Excerpts from a figure dataset:
----
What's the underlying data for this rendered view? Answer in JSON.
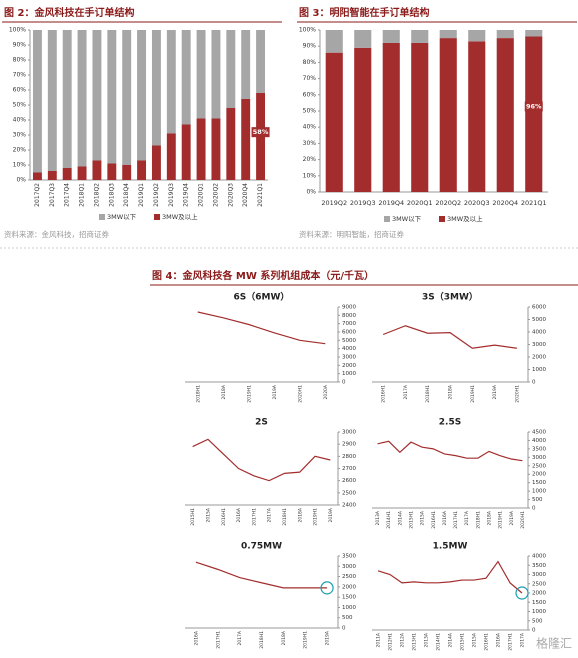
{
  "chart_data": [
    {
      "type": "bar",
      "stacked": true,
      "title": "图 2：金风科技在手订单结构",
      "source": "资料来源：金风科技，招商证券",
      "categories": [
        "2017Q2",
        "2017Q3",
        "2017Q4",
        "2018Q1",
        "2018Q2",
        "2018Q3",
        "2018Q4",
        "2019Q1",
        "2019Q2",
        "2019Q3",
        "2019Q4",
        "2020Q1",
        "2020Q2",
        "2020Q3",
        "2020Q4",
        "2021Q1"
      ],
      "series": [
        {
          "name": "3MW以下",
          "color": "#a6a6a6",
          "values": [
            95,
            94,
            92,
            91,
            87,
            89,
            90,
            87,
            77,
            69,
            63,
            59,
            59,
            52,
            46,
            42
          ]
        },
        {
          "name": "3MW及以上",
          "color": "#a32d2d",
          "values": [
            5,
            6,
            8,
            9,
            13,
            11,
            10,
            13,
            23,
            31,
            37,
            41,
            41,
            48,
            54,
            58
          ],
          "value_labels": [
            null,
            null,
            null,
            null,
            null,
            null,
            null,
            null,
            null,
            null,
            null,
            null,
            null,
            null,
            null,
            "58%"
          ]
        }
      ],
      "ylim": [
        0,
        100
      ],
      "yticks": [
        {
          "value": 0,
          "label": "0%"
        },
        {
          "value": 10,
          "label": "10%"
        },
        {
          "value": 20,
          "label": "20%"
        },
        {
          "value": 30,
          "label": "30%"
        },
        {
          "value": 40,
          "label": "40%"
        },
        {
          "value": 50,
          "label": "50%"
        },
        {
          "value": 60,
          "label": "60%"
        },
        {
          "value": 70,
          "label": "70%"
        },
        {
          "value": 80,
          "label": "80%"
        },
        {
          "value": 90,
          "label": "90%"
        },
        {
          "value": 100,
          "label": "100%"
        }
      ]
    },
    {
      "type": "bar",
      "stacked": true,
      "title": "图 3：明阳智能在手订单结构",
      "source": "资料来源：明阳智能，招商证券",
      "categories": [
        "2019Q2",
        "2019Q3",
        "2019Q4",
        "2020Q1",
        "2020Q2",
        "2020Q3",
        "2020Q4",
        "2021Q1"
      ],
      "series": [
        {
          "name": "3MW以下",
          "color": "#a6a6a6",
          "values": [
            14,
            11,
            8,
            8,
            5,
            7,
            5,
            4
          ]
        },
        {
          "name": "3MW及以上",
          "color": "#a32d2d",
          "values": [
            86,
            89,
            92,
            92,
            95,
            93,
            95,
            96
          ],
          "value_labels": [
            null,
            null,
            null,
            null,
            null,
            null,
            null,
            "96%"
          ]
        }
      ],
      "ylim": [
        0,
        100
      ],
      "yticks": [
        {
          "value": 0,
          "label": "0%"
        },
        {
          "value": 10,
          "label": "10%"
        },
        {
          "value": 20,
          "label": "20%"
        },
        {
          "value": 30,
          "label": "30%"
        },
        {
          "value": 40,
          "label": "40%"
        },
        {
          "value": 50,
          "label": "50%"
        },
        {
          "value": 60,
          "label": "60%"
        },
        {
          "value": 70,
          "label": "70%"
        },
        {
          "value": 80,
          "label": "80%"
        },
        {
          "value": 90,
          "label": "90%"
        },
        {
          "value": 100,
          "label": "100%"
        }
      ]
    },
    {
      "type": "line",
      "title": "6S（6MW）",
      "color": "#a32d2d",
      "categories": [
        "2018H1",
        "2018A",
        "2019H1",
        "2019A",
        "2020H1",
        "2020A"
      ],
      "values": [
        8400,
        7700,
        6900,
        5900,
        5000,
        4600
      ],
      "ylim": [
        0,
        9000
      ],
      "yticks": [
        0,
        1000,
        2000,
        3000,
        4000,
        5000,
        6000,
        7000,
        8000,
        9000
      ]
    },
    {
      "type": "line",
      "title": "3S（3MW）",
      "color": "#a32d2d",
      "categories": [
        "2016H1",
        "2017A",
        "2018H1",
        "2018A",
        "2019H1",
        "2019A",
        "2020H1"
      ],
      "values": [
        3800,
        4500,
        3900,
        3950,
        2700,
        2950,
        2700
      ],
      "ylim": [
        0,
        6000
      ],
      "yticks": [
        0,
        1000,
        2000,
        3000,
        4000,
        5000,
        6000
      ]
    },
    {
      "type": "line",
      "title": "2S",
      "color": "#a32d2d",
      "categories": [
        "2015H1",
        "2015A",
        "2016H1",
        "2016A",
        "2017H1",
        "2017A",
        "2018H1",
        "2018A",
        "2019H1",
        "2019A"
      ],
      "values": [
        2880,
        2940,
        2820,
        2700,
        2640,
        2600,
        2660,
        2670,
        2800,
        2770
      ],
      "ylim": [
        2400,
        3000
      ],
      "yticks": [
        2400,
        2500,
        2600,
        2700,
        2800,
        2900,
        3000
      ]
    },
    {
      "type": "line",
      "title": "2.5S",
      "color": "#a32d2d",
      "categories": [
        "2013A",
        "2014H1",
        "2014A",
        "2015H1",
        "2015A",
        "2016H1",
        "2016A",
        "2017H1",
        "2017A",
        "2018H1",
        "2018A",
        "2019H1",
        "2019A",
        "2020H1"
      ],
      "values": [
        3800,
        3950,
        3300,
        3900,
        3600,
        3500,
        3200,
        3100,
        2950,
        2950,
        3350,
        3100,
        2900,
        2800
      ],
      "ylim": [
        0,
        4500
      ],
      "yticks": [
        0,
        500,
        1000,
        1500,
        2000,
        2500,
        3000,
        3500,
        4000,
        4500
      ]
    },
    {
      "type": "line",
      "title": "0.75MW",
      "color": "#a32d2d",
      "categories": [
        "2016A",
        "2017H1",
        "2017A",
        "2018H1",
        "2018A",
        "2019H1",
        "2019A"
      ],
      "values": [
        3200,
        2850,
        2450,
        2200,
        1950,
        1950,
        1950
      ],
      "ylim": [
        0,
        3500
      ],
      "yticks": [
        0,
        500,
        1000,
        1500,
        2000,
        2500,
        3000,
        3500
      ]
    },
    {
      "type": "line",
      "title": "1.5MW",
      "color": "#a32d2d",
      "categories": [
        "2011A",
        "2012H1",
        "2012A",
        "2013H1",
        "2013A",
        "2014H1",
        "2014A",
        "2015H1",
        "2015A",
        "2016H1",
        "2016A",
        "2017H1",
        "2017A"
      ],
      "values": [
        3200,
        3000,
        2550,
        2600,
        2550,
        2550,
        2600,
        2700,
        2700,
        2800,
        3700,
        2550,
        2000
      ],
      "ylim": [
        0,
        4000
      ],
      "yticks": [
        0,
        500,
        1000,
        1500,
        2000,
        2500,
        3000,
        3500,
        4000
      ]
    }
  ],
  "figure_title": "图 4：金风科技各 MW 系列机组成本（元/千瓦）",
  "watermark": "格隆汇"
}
----
## [What you have to do]
Output every entry exactly as given; pictures are not part of the copy.

## [Full output]
What's the underlying data for this rendered view? Answer in JSON.
{
  "chart_data": [
    {
      "type": "bar",
      "stacked": true,
      "title": "图 2：金风科技在手订单结构",
      "source": "资料来源：金风科技，招商证券",
      "categories": [
        "2017Q2",
        "2017Q3",
        "2017Q4",
        "2018Q1",
        "2018Q2",
        "2018Q3",
        "2018Q4",
        "2019Q1",
        "2019Q2",
        "2019Q3",
        "2019Q4",
        "2020Q1",
        "2020Q2",
        "2020Q3",
        "2020Q4",
        "2021Q1"
      ],
      "series": [
        {
          "name": "3MW以下",
          "color": "#a6a6a6",
          "values": [
            95,
            94,
            92,
            91,
            87,
            89,
            90,
            87,
            77,
            69,
            63,
            59,
            59,
            52,
            46,
            42
          ]
        },
        {
          "name": "3MW及以上",
          "color": "#a32d2d",
          "values": [
            5,
            6,
            8,
            9,
            13,
            11,
            10,
            13,
            23,
            31,
            37,
            41,
            41,
            48,
            54,
            58
          ],
          "value_labels": [
            null,
            null,
            null,
            null,
            null,
            null,
            null,
            null,
            null,
            null,
            null,
            null,
            null,
            null,
            null,
            "58%"
          ]
        }
      ],
      "ylim": [
        0,
        100
      ],
      "yticks": [
        {
          "value": 0,
          "label": "0%"
        },
        {
          "value": 10,
          "label": "10%"
        },
        {
          "value": 20,
          "label": "20%"
        },
        {
          "value": 30,
          "label": "30%"
        },
        {
          "value": 40,
          "label": "40%"
        },
        {
          "value": 50,
          "label": "50%"
        },
        {
          "value": 60,
          "label": "60%"
        },
        {
          "value": 70,
          "label": "70%"
        },
        {
          "value": 80,
          "label": "80%"
        },
        {
          "value": 90,
          "label": "90%"
        },
        {
          "value": 100,
          "label": "100%"
        }
      ]
    },
    {
      "type": "bar",
      "stacked": true,
      "title": "图 3：明阳智能在手订单结构",
      "source": "资料来源：明阳智能，招商证券",
      "categories": [
        "2019Q2",
        "2019Q3",
        "2019Q4",
        "2020Q1",
        "2020Q2",
        "2020Q3",
        "2020Q4",
        "2021Q1"
      ],
      "series": [
        {
          "name": "3MW以下",
          "color": "#a6a6a6",
          "values": [
            14,
            11,
            8,
            8,
            5,
            7,
            5,
            4
          ]
        },
        {
          "name": "3MW及以上",
          "color": "#a32d2d",
          "values": [
            86,
            89,
            92,
            92,
            95,
            93,
            95,
            96
          ],
          "value_labels": [
            null,
            null,
            null,
            null,
            null,
            null,
            null,
            "96%"
          ]
        }
      ],
      "ylim": [
        0,
        100
      ],
      "yticks": [
        {
          "value": 0,
          "label": "0%"
        },
        {
          "value": 10,
          "label": "10%"
        },
        {
          "value": 20,
          "label": "20%"
        },
        {
          "value": 30,
          "label": "30%"
        },
        {
          "value": 40,
          "label": "40%"
        },
        {
          "value": 50,
          "label": "50%"
        },
        {
          "value": 60,
          "label": "60%"
        },
        {
          "value": 70,
          "label": "70%"
        },
        {
          "value": 80,
          "label": "80%"
        },
        {
          "value": 90,
          "label": "90%"
        },
        {
          "value": 100,
          "label": "100%"
        }
      ]
    },
    {
      "type": "line",
      "title": "6S（6MW）",
      "color": "#a32d2d",
      "categories": [
        "2018H1",
        "2018A",
        "2019H1",
        "2019A",
        "2020H1",
        "2020A"
      ],
      "values": [
        8400,
        7700,
        6900,
        5900,
        5000,
        4600
      ],
      "ylim": [
        0,
        9000
      ],
      "yticks": [
        0,
        1000,
        2000,
        3000,
        4000,
        5000,
        6000,
        7000,
        8000,
        9000
      ]
    },
    {
      "type": "line",
      "title": "3S（3MW）",
      "color": "#a32d2d",
      "categories": [
        "2016H1",
        "2017A",
        "2018H1",
        "2018A",
        "2019H1",
        "2019A",
        "2020H1"
      ],
      "values": [
        3800,
        4500,
        3900,
        3950,
        2700,
        2950,
        2700
      ],
      "ylim": [
        0,
        6000
      ],
      "yticks": [
        0,
        1000,
        2000,
        3000,
        4000,
        5000,
        6000
      ]
    },
    {
      "type": "line",
      "title": "2S",
      "color": "#a32d2d",
      "categories": [
        "2015H1",
        "2015A",
        "2016H1",
        "2016A",
        "2017H1",
        "2017A",
        "2018H1",
        "2018A",
        "2019H1",
        "2019A"
      ],
      "values": [
        2880,
        2940,
        2820,
        2700,
        2640,
        2600,
        2660,
        2670,
        2800,
        2770
      ],
      "ylim": [
        2400,
        3000
      ],
      "yticks": [
        2400,
        2500,
        2600,
        2700,
        2800,
        2900,
        3000
      ]
    },
    {
      "type": "line",
      "title": "2.5S",
      "color": "#a32d2d",
      "categories": [
        "2013A",
        "2014H1",
        "2014A",
        "2015H1",
        "2015A",
        "2016H1",
        "2016A",
        "2017H1",
        "2017A",
        "2018H1",
        "2018A",
        "2019H1",
        "2019A",
        "2020H1"
      ],
      "values": [
        3800,
        3950,
        3300,
        3900,
        3600,
        3500,
        3200,
        3100,
        2950,
        2950,
        3350,
        3100,
        2900,
        2800
      ],
      "ylim": [
        0,
        4500
      ],
      "yticks": [
        0,
        500,
        1000,
        1500,
        2000,
        2500,
        3000,
        3500,
        4000,
        4500
      ]
    },
    {
      "type": "line",
      "title": "0.75MW",
      "color": "#a32d2d",
      "categories": [
        "2016A",
        "2017H1",
        "2017A",
        "2018H1",
        "2018A",
        "2019H1",
        "2019A"
      ],
      "values": [
        3200,
        2850,
        2450,
        2200,
        1950,
        1950,
        1950
      ],
      "ylim": [
        0,
        3500
      ],
      "yticks": [
        0,
        500,
        1000,
        1500,
        2000,
        2500,
        3000,
        3500
      ]
    },
    {
      "type": "line",
      "title": "1.5MW",
      "color": "#a32d2d",
      "categories": [
        "2011A",
        "2012H1",
        "2012A",
        "2013H1",
        "2013A",
        "2014H1",
        "2014A",
        "2015H1",
        "2015A",
        "2016H1",
        "2016A",
        "2017H1",
        "2017A"
      ],
      "values": [
        3200,
        3000,
        2550,
        2600,
        2550,
        2550,
        2600,
        2700,
        2700,
        2800,
        3700,
        2550,
        2000
      ],
      "ylim": [
        0,
        4000
      ],
      "yticks": [
        0,
        500,
        1000,
        1500,
        2000,
        2500,
        3000,
        3500,
        4000
      ]
    }
  ],
  "figure_title": "图 4：金风科技各 MW 系列机组成本（元/千瓦）",
  "watermark": "格隆汇"
}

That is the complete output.